Records from a collection of figures:
begin

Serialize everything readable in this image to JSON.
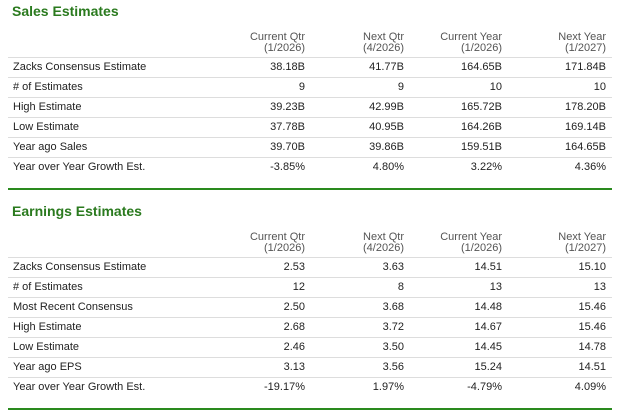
{
  "sections": [
    {
      "title": "Sales Estimates",
      "headers": [
        {
          "title": "Current Qtr",
          "period": "(1/2026)"
        },
        {
          "title": "Next Qtr",
          "period": "(4/2026)"
        },
        {
          "title": "Current Year",
          "period": "(1/2026)"
        },
        {
          "title": "Next Year",
          "period": "(1/2027)"
        }
      ],
      "rows": [
        {
          "label": "Zacks Consensus Estimate",
          "values": [
            "38.18B",
            "41.77B",
            "164.65B",
            "171.84B"
          ]
        },
        {
          "label": "# of Estimates",
          "values": [
            "9",
            "9",
            "10",
            "10"
          ]
        },
        {
          "label": "High Estimate",
          "values": [
            "39.23B",
            "42.99B",
            "165.72B",
            "178.20B"
          ]
        },
        {
          "label": "Low Estimate",
          "values": [
            "37.78B",
            "40.95B",
            "164.26B",
            "169.14B"
          ]
        },
        {
          "label": "Year ago Sales",
          "values": [
            "39.70B",
            "39.86B",
            "159.51B",
            "164.65B"
          ]
        },
        {
          "label": "Year over Year Growth Est.",
          "values": [
            "-3.85%",
            "4.80%",
            "3.22%",
            "4.36%"
          ]
        }
      ]
    },
    {
      "title": "Earnings Estimates",
      "headers": [
        {
          "title": "Current Qtr",
          "period": "(1/2026)"
        },
        {
          "title": "Next Qtr",
          "period": "(4/2026)"
        },
        {
          "title": "Current Year",
          "period": "(1/2026)"
        },
        {
          "title": "Next Year",
          "period": "(1/2027)"
        }
      ],
      "rows": [
        {
          "label": "Zacks Consensus Estimate",
          "values": [
            "2.53",
            "3.63",
            "14.51",
            "15.10"
          ]
        },
        {
          "label": "# of Estimates",
          "values": [
            "12",
            "8",
            "13",
            "13"
          ]
        },
        {
          "label": "Most Recent Consensus",
          "values": [
            "2.50",
            "3.68",
            "14.48",
            "15.46"
          ]
        },
        {
          "label": "High Estimate",
          "values": [
            "2.68",
            "3.72",
            "14.67",
            "15.46"
          ]
        },
        {
          "label": "Low Estimate",
          "values": [
            "2.46",
            "3.50",
            "14.45",
            "14.78"
          ]
        },
        {
          "label": "Year ago EPS",
          "values": [
            "3.13",
            "3.56",
            "15.24",
            "14.51"
          ]
        },
        {
          "label": "Year over Year Growth Est.",
          "values": [
            "-19.17%",
            "1.97%",
            "-4.79%",
            "4.09%"
          ]
        }
      ]
    }
  ]
}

end

§ What to produce
Quote the preceding records in their entirety, excluding every picture.

§ Answer for the task
Serialize everything readable in this image to JSON.
{
  "sections": [
    {
      "title": "Sales Estimates",
      "headers": [
        {
          "title": "Current Qtr",
          "period": "(1/2026)"
        },
        {
          "title": "Next Qtr",
          "period": "(4/2026)"
        },
        {
          "title": "Current Year",
          "period": "(1/2026)"
        },
        {
          "title": "Next Year",
          "period": "(1/2027)"
        }
      ],
      "rows": [
        {
          "label": "Zacks Consensus Estimate",
          "values": [
            "38.18B",
            "41.77B",
            "164.65B",
            "171.84B"
          ]
        },
        {
          "label": "# of Estimates",
          "values": [
            "9",
            "9",
            "10",
            "10"
          ]
        },
        {
          "label": "High Estimate",
          "values": [
            "39.23B",
            "42.99B",
            "165.72B",
            "178.20B"
          ]
        },
        {
          "label": "Low Estimate",
          "values": [
            "37.78B",
            "40.95B",
            "164.26B",
            "169.14B"
          ]
        },
        {
          "label": "Year ago Sales",
          "values": [
            "39.70B",
            "39.86B",
            "159.51B",
            "164.65B"
          ]
        },
        {
          "label": "Year over Year Growth Est.",
          "values": [
            "-3.85%",
            "4.80%",
            "3.22%",
            "4.36%"
          ]
        }
      ]
    },
    {
      "title": "Earnings Estimates",
      "headers": [
        {
          "title": "Current Qtr",
          "period": "(1/2026)"
        },
        {
          "title": "Next Qtr",
          "period": "(4/2026)"
        },
        {
          "title": "Current Year",
          "period": "(1/2026)"
        },
        {
          "title": "Next Year",
          "period": "(1/2027)"
        }
      ],
      "rows": [
        {
          "label": "Zacks Consensus Estimate",
          "values": [
            "2.53",
            "3.63",
            "14.51",
            "15.10"
          ]
        },
        {
          "label": "# of Estimates",
          "values": [
            "12",
            "8",
            "13",
            "13"
          ]
        },
        {
          "label": "Most Recent Consensus",
          "values": [
            "2.50",
            "3.68",
            "14.48",
            "15.46"
          ]
        },
        {
          "label": "High Estimate",
          "values": [
            "2.68",
            "3.72",
            "14.67",
            "15.46"
          ]
        },
        {
          "label": "Low Estimate",
          "values": [
            "2.46",
            "3.50",
            "14.45",
            "14.78"
          ]
        },
        {
          "label": "Year ago EPS",
          "values": [
            "3.13",
            "3.56",
            "15.24",
            "14.51"
          ]
        },
        {
          "label": "Year over Year Growth Est.",
          "values": [
            "-19.17%",
            "1.97%",
            "-4.79%",
            "4.09%"
          ]
        }
      ]
    }
  ]
}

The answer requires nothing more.